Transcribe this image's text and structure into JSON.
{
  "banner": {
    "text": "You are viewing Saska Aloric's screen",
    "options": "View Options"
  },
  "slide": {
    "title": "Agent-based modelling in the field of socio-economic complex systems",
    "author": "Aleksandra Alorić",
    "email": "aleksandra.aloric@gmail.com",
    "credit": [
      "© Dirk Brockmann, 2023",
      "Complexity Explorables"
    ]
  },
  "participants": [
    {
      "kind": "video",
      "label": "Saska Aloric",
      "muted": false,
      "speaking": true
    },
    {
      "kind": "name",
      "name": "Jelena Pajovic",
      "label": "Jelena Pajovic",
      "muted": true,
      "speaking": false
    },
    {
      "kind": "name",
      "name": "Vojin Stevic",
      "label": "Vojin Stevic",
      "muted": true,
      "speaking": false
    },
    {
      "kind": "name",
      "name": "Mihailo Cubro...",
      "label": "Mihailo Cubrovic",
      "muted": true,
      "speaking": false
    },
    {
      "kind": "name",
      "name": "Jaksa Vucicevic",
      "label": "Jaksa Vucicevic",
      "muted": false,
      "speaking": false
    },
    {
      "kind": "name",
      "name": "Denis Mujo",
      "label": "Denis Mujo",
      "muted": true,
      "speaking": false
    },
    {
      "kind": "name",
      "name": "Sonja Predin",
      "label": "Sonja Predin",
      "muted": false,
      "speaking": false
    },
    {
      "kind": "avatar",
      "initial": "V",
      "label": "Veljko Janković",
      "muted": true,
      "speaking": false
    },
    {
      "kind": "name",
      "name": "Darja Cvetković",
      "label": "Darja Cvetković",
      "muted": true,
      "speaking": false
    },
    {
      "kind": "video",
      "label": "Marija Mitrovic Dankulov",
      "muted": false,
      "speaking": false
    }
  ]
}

**Given exercise**: Filter the data for the string "Vojin" and copy every line that has it.

**Solved problem**:
      "name": "Vojin Stevic",
      "label": "Vojin Stevic",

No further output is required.